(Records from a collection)

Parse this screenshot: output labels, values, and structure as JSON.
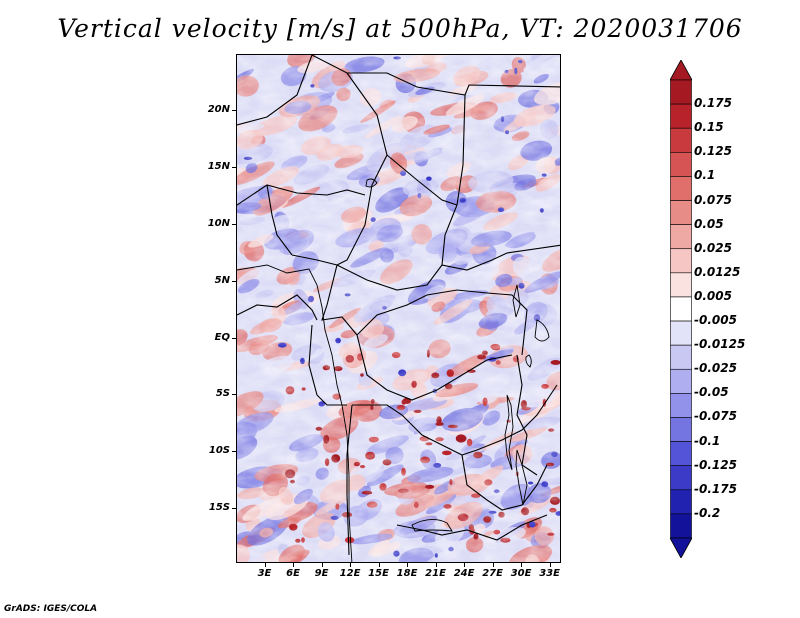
{
  "title": "Vertical velocity [m/s] at 500hPa, VT: 2020031706",
  "credit": "GrADS: IGES/COLA",
  "map": {
    "lat_labels": [
      "20N",
      "15N",
      "10N",
      "5N",
      "EQ",
      "5S",
      "10S",
      "15S"
    ],
    "lat_values": [
      20,
      15,
      10,
      5,
      0,
      -5,
      -10,
      -15
    ],
    "lon_labels": [
      "3E",
      "6E",
      "9E",
      "12E",
      "15E",
      "18E",
      "21E",
      "24E",
      "27E",
      "30E",
      "33E"
    ],
    "lon_values": [
      3,
      6,
      9,
      12,
      15,
      18,
      21,
      24,
      27,
      30,
      33
    ],
    "lat_range": [
      -19.8,
      24.9
    ],
    "lon_range": [
      0,
      34.2
    ]
  },
  "colorbar": {
    "labels": [
      "0.175",
      "0.15",
      "0.125",
      "0.1",
      "0.075",
      "0.05",
      "0.025",
      "0.0125",
      "0.005",
      "-0.005",
      "-0.0125",
      "-0.025",
      "-0.05",
      "-0.075",
      "-0.1",
      "-0.125",
      "-0.175",
      "-0.2"
    ],
    "colors": [
      "#a51a22",
      "#b8232b",
      "#c93a3e",
      "#d75454",
      "#e06f6c",
      "#e88c88",
      "#efa9a5",
      "#f5c6c3",
      "#fae2e0",
      "#ffffff",
      "#e2e2f8",
      "#c8c8f3",
      "#aeaef0",
      "#9292ea",
      "#7575e2",
      "#5454d8",
      "#3b3bc8",
      "#2222b0",
      "#12129a"
    ],
    "top_color": "#a51a22",
    "bottom_color": "#12129a"
  }
}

• **The task**
Set the data above down again exactly as given, with no pictures.

• **Solution for this task**
Parse this screenshot: output labels, values, and structure as JSON.
{
  "title": "Vertical velocity [m/s] at 500hPa, VT: 2020031706",
  "credit": "GrADS: IGES/COLA",
  "map": {
    "lat_labels": [
      "20N",
      "15N",
      "10N",
      "5N",
      "EQ",
      "5S",
      "10S",
      "15S"
    ],
    "lat_values": [
      20,
      15,
      10,
      5,
      0,
      -5,
      -10,
      -15
    ],
    "lon_labels": [
      "3E",
      "6E",
      "9E",
      "12E",
      "15E",
      "18E",
      "21E",
      "24E",
      "27E",
      "30E",
      "33E"
    ],
    "lon_values": [
      3,
      6,
      9,
      12,
      15,
      18,
      21,
      24,
      27,
      30,
      33
    ],
    "lat_range": [
      -19.8,
      24.9
    ],
    "lon_range": [
      0,
      34.2
    ]
  },
  "colorbar": {
    "labels": [
      "0.175",
      "0.15",
      "0.125",
      "0.1",
      "0.075",
      "0.05",
      "0.025",
      "0.0125",
      "0.005",
      "-0.005",
      "-0.0125",
      "-0.025",
      "-0.05",
      "-0.075",
      "-0.1",
      "-0.125",
      "-0.175",
      "-0.2"
    ],
    "colors": [
      "#a51a22",
      "#b8232b",
      "#c93a3e",
      "#d75454",
      "#e06f6c",
      "#e88c88",
      "#efa9a5",
      "#f5c6c3",
      "#fae2e0",
      "#ffffff",
      "#e2e2f8",
      "#c8c8f3",
      "#aeaef0",
      "#9292ea",
      "#7575e2",
      "#5454d8",
      "#3b3bc8",
      "#2222b0",
      "#12129a"
    ],
    "top_color": "#a51a22",
    "bottom_color": "#12129a"
  }
}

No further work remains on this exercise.